* **THE PROBLEM**
Reproduce all of the lines below verbatim, leaving out the pictures.

(Records of visual layout)
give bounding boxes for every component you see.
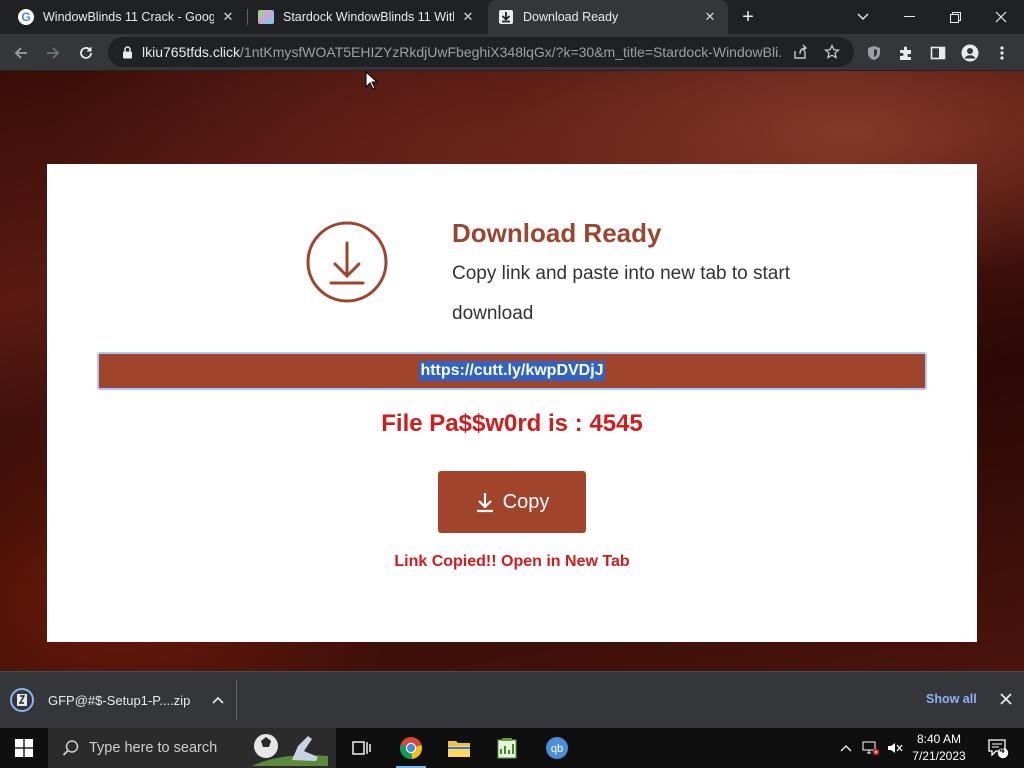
- restore-button[interactable]: [932, 0, 978, 34]
- forward-button[interactable]: [40, 40, 66, 66]
- show-hidden-icons-chevron-icon[interactable]: [836, 728, 856, 768]
- url-host: lkiu765tfds.click: [142, 44, 241, 60]
- copy-button-label: Copy: [502, 490, 550, 513]
- search-placeholder: Type here to search: [89, 740, 218, 756]
- tab-strip: G WindowBlinds 11 Crack - Google Search …: [0, 0, 1024, 34]
- close-tab-icon[interactable]: ✕: [220, 9, 236, 25]
- page-title: Download Ready: [452, 218, 662, 248]
- taskbar-file-explorer[interactable]: [436, 728, 482, 768]
- instructions-text: Copy link and paste into new tab to star…: [452, 263, 790, 324]
- task-view-icon: [352, 741, 371, 755]
- bookmark-star-icon[interactable]: [822, 42, 842, 62]
- notification-center-button[interactable]: 4: [978, 728, 1018, 768]
- taskbar-search[interactable]: Type here to search: [48, 728, 336, 768]
- search-highlight-soccer-icon: [252, 734, 328, 766]
- clock-time: 8:40 AM: [916, 732, 962, 746]
- download-card: Download Ready Copy link and paste into …: [47, 164, 977, 642]
- back-button[interactable]: [8, 40, 34, 66]
- tab-google-search[interactable]: G WindowBlinds 11 Crack - Google Search …: [8, 0, 246, 34]
- tab-title: WindowBlinds 11 Crack - Google Search: [43, 10, 214, 24]
- search-icon: [62, 740, 79, 756]
- tab-download-ready[interactable]: Download Ready ✕: [488, 0, 728, 34]
- download-link-field[interactable]: https://cutt.ly/kwpDVDjJ: [97, 352, 927, 390]
- more-menu-icon[interactable]: [989, 40, 1015, 66]
- address-bar[interactable]: lkiu765tfds.click/1ntKmysfWOAT5EHIZYzRkd…: [108, 37, 854, 67]
- download-shelf: GFP@#$-Setup1-P....zip Show all: [0, 671, 1024, 728]
- download-item[interactable]: GFP@#$-Setup1-P....zip: [10, 682, 224, 718]
- network-icon[interactable]: [860, 728, 882, 768]
- shelf-divider: [236, 680, 237, 720]
- password-text: File Pa$$w0rd is : 4545: [381, 410, 643, 437]
- volume-muted-icon[interactable]: [884, 728, 906, 768]
- taskbar-notepad-app[interactable]: [484, 728, 530, 768]
- download-link-text[interactable]: https://cutt.ly/kwpDVDjJ: [419, 361, 605, 381]
- close-shelf-icon[interactable]: [996, 689, 1016, 709]
- mouse-cursor-icon: [365, 70, 379, 91]
- tab-title: Download Ready: [523, 10, 619, 24]
- show-all-link[interactable]: Show all: [926, 692, 977, 706]
- download-circle-icon: [306, 221, 388, 303]
- close-tab-icon[interactable]: ✕: [460, 9, 476, 25]
- tab-search-chevron-icon[interactable]: [840, 0, 886, 34]
- chevron-up-icon[interactable]: [212, 693, 224, 707]
- reload-button[interactable]: [73, 40, 99, 66]
- minimize-button[interactable]: [886, 0, 932, 34]
- tab-title: Stardock WindowBlinds 11 With Crack: [283, 10, 454, 24]
- windows-logo-icon: [15, 739, 33, 757]
- page-viewport: Download Ready Copy link and paste into …: [0, 71, 1024, 671]
- share-icon[interactable]: [790, 42, 810, 62]
- download-arrow-icon: [475, 491, 495, 513]
- lock-icon[interactable]: [120, 45, 134, 59]
- notepad-chart-icon: [497, 738, 517, 759]
- copy-button[interactable]: Copy: [438, 471, 586, 533]
- svg-text:qb: qb: [551, 743, 563, 755]
- new-tab-button[interactable]: +: [736, 5, 760, 29]
- close-window-button[interactable]: [978, 0, 1024, 34]
- browser-toolbar: lkiu765tfds.click/1ntKmysfWOAT5EHIZYzRkd…: [0, 34, 1024, 71]
- profile-avatar-icon[interactable]: [957, 40, 983, 66]
- shield-extension-icon[interactable]: [861, 40, 887, 66]
- url-path: /1ntKmysfWOAT5EHIZYzRkdjUwFbeghiX348lqGx…: [240, 44, 782, 60]
- download-icon: [498, 9, 514, 25]
- taskbar-qbittorrent[interactable]: qb: [534, 728, 580, 768]
- system-clock[interactable]: 8:40 AM 7/21/2023: [906, 731, 972, 765]
- zip-file-icon: [10, 688, 34, 712]
- link-copied-message: Link Copied!! Open in New Tab: [394, 553, 630, 570]
- stardock-icon: [258, 9, 274, 25]
- folder-icon: [448, 741, 470, 757]
- task-view-button[interactable]: [338, 728, 384, 768]
- chrome-icon: [400, 737, 422, 760]
- side-panel-icon[interactable]: [925, 40, 951, 66]
- qbittorrent-icon: qb: [546, 737, 568, 759]
- google-icon: G: [18, 9, 34, 25]
- start-button[interactable]: [0, 728, 48, 768]
- tab-stardock[interactable]: Stardock WindowBlinds 11 With Crack ✕: [248, 0, 486, 34]
- windows-taskbar: Type here to search qb 8:40 AM 7/21/2023…: [0, 728, 1024, 768]
- extensions-puzzle-icon[interactable]: [893, 40, 919, 66]
- taskbar-chrome[interactable]: [388, 728, 434, 768]
- close-tab-icon[interactable]: ✕: [702, 9, 718, 25]
- notification-count-badge: 4: [999, 745, 1005, 755]
- clock-date: 7/21/2023: [912, 749, 966, 763]
- url-text[interactable]: lkiu765tfds.click/1ntKmysfWOAT5EHIZYzRkd…: [142, 44, 782, 60]
- download-filename: GFP@#$-Setup1-P....zip: [48, 692, 191, 708]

* **EXERCISE ANSWER**
give bounding boxes for every component you see.
- restore-button[interactable]: [932, 0, 978, 34]
- forward-button[interactable]: [40, 40, 66, 66]
- show-hidden-icons-chevron-icon[interactable]: [836, 728, 856, 768]
- url-host: lkiu765tfds.click: [142, 44, 241, 60]
- copy-button-label: Copy: [502, 490, 550, 513]
- search-placeholder: Type here to search: [89, 740, 218, 756]
- tab-strip: G WindowBlinds 11 Crack - Google Search …: [0, 0, 1024, 34]
- close-tab-icon[interactable]: ✕: [220, 9, 236, 25]
- page-title: Download Ready: [452, 218, 662, 248]
- taskbar-file-explorer[interactable]: [436, 728, 482, 768]
- instructions-text: Copy link and paste into new tab to star…: [452, 263, 790, 324]
- task-view-icon: [352, 741, 371, 755]
- bookmark-star-icon[interactable]: [822, 42, 842, 62]
- notification-center-button[interactable]: 4: [978, 728, 1018, 768]
- taskbar-search[interactable]: Type here to search: [48, 728, 336, 768]
- search-highlight-soccer-icon: [252, 734, 328, 766]
- clock-time: 8:40 AM: [916, 732, 962, 746]
- download-card: Download Ready Copy link and paste into …: [47, 164, 977, 642]
- back-button[interactable]: [8, 40, 34, 66]
- tab-google-search[interactable]: G WindowBlinds 11 Crack - Google Search …: [8, 0, 246, 34]
- tab-title: WindowBlinds 11 Crack - Google Search: [43, 10, 214, 24]
- search-icon: [62, 740, 79, 756]
- tab-download-ready[interactable]: Download Ready ✕: [488, 0, 728, 34]
- download-link-field[interactable]: https://cutt.ly/kwpDVDjJ: [97, 352, 927, 390]
- more-menu-icon[interactable]: [989, 40, 1015, 66]
- address-bar[interactable]: lkiu765tfds.click/1ntKmysfWOAT5EHIZYzRkd…: [108, 37, 854, 67]
- download-shelf: GFP@#$-Setup1-P....zip Show all: [0, 671, 1024, 728]
- download-item[interactable]: GFP@#$-Setup1-P....zip: [10, 682, 224, 718]
- network-icon[interactable]: [860, 728, 882, 768]
- shelf-divider: [236, 680, 237, 720]
- password-text: File Pa$$w0rd is : 4545: [381, 410, 643, 437]
- volume-muted-icon[interactable]: [884, 728, 906, 768]
- taskbar-notepad-app[interactable]: [484, 728, 530, 768]
- download-link-text[interactable]: https://cutt.ly/kwpDVDjJ: [419, 361, 605, 381]
- close-shelf-icon[interactable]: [996, 689, 1016, 709]
- mouse-cursor-icon: [365, 70, 379, 91]
- tab-title: Download Ready: [523, 10, 619, 24]
- show-all-link[interactable]: Show all: [926, 692, 977, 706]
- download-circle-icon: [306, 221, 388, 303]
- close-tab-icon[interactable]: ✕: [460, 9, 476, 25]
- tab-search-chevron-icon[interactable]: [840, 0, 886, 34]
- chevron-up-icon[interactable]: [212, 693, 224, 707]
- reload-button[interactable]: [73, 40, 99, 66]
- minimize-button[interactable]: [886, 0, 932, 34]
- tab-title: Stardock WindowBlinds 11 With Crack: [283, 10, 454, 24]
- windows-logo-icon: [15, 739, 33, 757]
- page-viewport: Download Ready Copy link and paste into …: [0, 71, 1024, 671]
- share-icon[interactable]: [790, 42, 810, 62]
- download-arrow-icon: [475, 491, 495, 513]
- lock-icon[interactable]: [120, 45, 134, 59]
- notepad-chart-icon: [497, 738, 517, 759]
- copy-button[interactable]: Copy: [438, 471, 586, 533]
- svg-text:qb: qb: [551, 743, 563, 755]
- new-tab-button[interactable]: +: [736, 5, 760, 29]
- close-window-button[interactable]: [978, 0, 1024, 34]
- browser-toolbar: lkiu765tfds.click/1ntKmysfWOAT5EHIZYzRkd…: [0, 34, 1024, 71]
- profile-avatar-icon[interactable]: [957, 40, 983, 66]
- shield-extension-icon[interactable]: [861, 40, 887, 66]
- url-path: /1ntKmysfWOAT5EHIZYzRkdjUwFbeghiX348lqGx…: [240, 44, 782, 60]
- download-icon: [498, 9, 514, 25]
- taskbar-qbittorrent[interactable]: qb: [534, 728, 580, 768]
- system-clock[interactable]: 8:40 AM 7/21/2023: [906, 731, 972, 765]
- zip-file-icon: [10, 688, 34, 712]
- link-copied-message: Link Copied!! Open in New Tab: [394, 553, 630, 570]
- stardock-icon: [258, 9, 274, 25]
- folder-icon: [448, 741, 470, 757]
- task-view-button[interactable]: [338, 728, 384, 768]
- chrome-icon: [400, 737, 422, 760]
- side-panel-icon[interactable]: [925, 40, 951, 66]
- qbittorrent-icon: qb: [546, 737, 568, 759]
- google-icon: G: [18, 9, 34, 25]
- start-button[interactable]: [0, 728, 48, 768]
- tab-stardock[interactable]: Stardock WindowBlinds 11 With Crack ✕: [248, 0, 486, 34]
- windows-taskbar: Type here to search qb 8:40 AM 7/21/2023…: [0, 728, 1024, 768]
- extensions-puzzle-icon[interactable]: [893, 40, 919, 66]
- taskbar-chrome[interactable]: [388, 728, 434, 768]
- close-tab-icon[interactable]: ✕: [702, 9, 718, 25]
- notification-count-badge: 4: [999, 745, 1005, 755]
- clock-date: 7/21/2023: [912, 749, 966, 763]
- url-text[interactable]: lkiu765tfds.click/1ntKmysfWOAT5EHIZYzRkd…: [142, 44, 782, 60]
- download-filename: GFP@#$-Setup1-P....zip: [48, 692, 191, 708]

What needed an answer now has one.